▶ [Stated problem] Can the data below be echoed back word for word?

▶ [Dataset listings of figures]
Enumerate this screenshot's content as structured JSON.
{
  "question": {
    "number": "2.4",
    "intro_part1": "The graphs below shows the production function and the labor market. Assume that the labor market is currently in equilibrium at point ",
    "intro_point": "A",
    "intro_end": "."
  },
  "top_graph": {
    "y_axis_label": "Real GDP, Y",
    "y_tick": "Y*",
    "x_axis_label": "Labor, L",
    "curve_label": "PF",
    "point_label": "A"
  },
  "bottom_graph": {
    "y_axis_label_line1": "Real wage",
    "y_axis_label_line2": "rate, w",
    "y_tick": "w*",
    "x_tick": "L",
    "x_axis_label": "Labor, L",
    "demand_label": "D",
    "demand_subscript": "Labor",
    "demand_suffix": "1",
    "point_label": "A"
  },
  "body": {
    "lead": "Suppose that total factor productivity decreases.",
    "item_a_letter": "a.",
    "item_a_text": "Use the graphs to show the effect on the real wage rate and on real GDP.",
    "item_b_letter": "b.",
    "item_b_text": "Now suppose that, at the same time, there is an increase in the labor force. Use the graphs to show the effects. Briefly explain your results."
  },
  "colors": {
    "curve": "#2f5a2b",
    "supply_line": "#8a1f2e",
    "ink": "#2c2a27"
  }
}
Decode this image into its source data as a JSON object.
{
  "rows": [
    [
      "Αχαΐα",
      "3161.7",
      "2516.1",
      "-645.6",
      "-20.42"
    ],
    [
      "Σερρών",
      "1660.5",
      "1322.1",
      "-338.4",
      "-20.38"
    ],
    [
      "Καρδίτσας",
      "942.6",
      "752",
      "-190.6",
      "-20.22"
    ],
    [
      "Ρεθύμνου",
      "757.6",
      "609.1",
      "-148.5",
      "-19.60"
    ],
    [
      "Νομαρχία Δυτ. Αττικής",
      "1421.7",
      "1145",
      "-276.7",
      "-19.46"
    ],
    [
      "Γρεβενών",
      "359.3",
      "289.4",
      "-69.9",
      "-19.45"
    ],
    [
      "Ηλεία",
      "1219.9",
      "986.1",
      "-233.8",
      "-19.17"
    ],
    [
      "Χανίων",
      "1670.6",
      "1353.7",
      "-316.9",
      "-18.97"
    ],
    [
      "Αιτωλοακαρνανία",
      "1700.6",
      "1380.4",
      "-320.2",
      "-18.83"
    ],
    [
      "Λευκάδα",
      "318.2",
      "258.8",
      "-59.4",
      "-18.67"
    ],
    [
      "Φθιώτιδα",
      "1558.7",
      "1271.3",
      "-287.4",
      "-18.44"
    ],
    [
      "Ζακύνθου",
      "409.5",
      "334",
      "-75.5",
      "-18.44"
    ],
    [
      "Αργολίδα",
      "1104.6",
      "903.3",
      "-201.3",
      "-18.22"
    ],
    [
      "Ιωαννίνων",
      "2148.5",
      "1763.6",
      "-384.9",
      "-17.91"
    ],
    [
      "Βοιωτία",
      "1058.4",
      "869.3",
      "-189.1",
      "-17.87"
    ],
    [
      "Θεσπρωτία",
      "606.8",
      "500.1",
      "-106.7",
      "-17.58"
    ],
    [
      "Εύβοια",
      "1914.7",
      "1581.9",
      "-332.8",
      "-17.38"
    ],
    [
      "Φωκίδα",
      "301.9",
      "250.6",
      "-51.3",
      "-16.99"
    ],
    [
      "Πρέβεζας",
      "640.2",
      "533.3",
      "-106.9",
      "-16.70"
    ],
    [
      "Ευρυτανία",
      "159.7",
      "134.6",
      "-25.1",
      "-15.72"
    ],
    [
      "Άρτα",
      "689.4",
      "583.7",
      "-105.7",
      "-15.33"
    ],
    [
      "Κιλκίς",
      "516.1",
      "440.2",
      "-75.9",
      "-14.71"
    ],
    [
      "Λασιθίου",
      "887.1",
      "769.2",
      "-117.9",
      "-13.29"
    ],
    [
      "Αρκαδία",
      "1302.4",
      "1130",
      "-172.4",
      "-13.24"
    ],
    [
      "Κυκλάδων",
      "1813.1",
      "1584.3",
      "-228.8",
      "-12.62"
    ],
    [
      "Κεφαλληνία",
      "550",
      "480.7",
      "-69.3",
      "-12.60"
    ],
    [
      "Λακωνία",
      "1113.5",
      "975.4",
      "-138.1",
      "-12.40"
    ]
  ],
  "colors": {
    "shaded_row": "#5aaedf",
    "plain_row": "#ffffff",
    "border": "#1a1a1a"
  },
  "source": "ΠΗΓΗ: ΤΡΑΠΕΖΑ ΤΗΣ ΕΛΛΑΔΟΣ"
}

▶ [Expected answer]
Enumerate this screenshot's content as structured JSON.
{
  "question": {
    "number": "2.4",
    "intro_part1": "The graphs below shows the production function and the labor market. Assume that the labor market is currently in equilibrium at point ",
    "intro_point": "A",
    "intro_end": "."
  },
  "top_graph": {
    "y_axis_label": "Real GDP, Y",
    "y_tick": "Y*",
    "x_axis_label": "Labor, L",
    "curve_label": "PF",
    "point_label": "A"
  },
  "bottom_graph": {
    "y_axis_label_line1": "Real wage",
    "y_axis_label_line2": "rate, w",
    "y_tick": "w*",
    "x_tick": "L",
    "x_axis_label": "Labor, L",
    "demand_label": "D",
    "demand_subscript": "Labor",
    "demand_suffix": "1",
    "point_label": "A"
  },
  "body": {
    "lead": "Suppose that total factor productivity decreases.",
    "item_a_letter": "a.",
    "item_a_text": "Use the graphs to show the effect on the real wage rate and on real GDP.",
    "item_b_letter": "b.",
    "item_b_text": "Now suppose that, at the same time, there is an increase in the labor force. Use the graphs to show the effects. Briefly explain your results."
  },
  "colors": {
    "curve": "#2f5a2b",
    "supply_line": "#8a1f2e",
    "ink": "#2c2a27"
  }
}
Decode this image into its source data as a JSON object.
{
  "rows": [
    [
      "Αχαΐα",
      "3161.7",
      "2516.1",
      "-645.6",
      "-20.42"
    ],
    [
      "Σερρών",
      "1660.5",
      "1322.1",
      "-338.4",
      "-20.38"
    ],
    [
      "Καρδίτσας",
      "942.6",
      "752",
      "-190.6",
      "-20.22"
    ],
    [
      "Ρεθύμνου",
      "757.6",
      "609.1",
      "-148.5",
      "-19.60"
    ],
    [
      "Νομαρχία Δυτ. Αττικής",
      "1421.7",
      "1145",
      "-276.7",
      "-19.46"
    ],
    [
      "Γρεβενών",
      "359.3",
      "289.4",
      "-69.9",
      "-19.45"
    ],
    [
      "Ηλεία",
      "1219.9",
      "986.1",
      "-233.8",
      "-19.17"
    ],
    [
      "Χανίων",
      "1670.6",
      "1353.7",
      "-316.9",
      "-18.97"
    ],
    [
      "Αιτωλοακαρνανία",
      "1700.6",
      "1380.4",
      "-320.2",
      "-18.83"
    ],
    [
      "Λευκάδα",
      "318.2",
      "258.8",
      "-59.4",
      "-18.67"
    ],
    [
      "Φθιώτιδα",
      "1558.7",
      "1271.3",
      "-287.4",
      "-18.44"
    ],
    [
      "Ζακύνθου",
      "409.5",
      "334",
      "-75.5",
      "-18.44"
    ],
    [
      "Αργολίδα",
      "1104.6",
      "903.3",
      "-201.3",
      "-18.22"
    ],
    [
      "Ιωαννίνων",
      "2148.5",
      "1763.6",
      "-384.9",
      "-17.91"
    ],
    [
      "Βοιωτία",
      "1058.4",
      "869.3",
      "-189.1",
      "-17.87"
    ],
    [
      "Θεσπρωτία",
      "606.8",
      "500.1",
      "-106.7",
      "-17.58"
    ],
    [
      "Εύβοια",
      "1914.7",
      "1581.9",
      "-332.8",
      "-17.38"
    ],
    [
      "Φωκίδα",
      "301.9",
      "250.6",
      "-51.3",
      "-16.99"
    ],
    [
      "Πρέβεζας",
      "640.2",
      "533.3",
      "-106.9",
      "-16.70"
    ],
    [
      "Ευρυτανία",
      "159.7",
      "134.6",
      "-25.1",
      "-15.72"
    ],
    [
      "Άρτα",
      "689.4",
      "583.7",
      "-105.7",
      "-15.33"
    ],
    [
      "Κιλκίς",
      "516.1",
      "440.2",
      "-75.9",
      "-14.71"
    ],
    [
      "Λασιθίου",
      "887.1",
      "769.2",
      "-117.9",
      "-13.29"
    ],
    [
      "Αρκαδία",
      "1302.4",
      "1130",
      "-172.4",
      "-13.24"
    ],
    [
      "Κυκλάδων",
      "1813.1",
      "1584.3",
      "-228.8",
      "-12.62"
    ],
    [
      "Κεφαλληνία",
      "550",
      "480.7",
      "-69.3",
      "-12.60"
    ],
    [
      "Λακωνία",
      "1113.5",
      "975.4",
      "-138.1",
      "-12.40"
    ]
  ],
  "colors": {
    "shaded_row": "#5aaedf",
    "plain_row": "#ffffff",
    "border": "#1a1a1a"
  },
  "source": "ΠΗΓΗ: ΤΡΑΠΕΖΑ ΤΗΣ ΕΛΛΑΔΟΣ"
}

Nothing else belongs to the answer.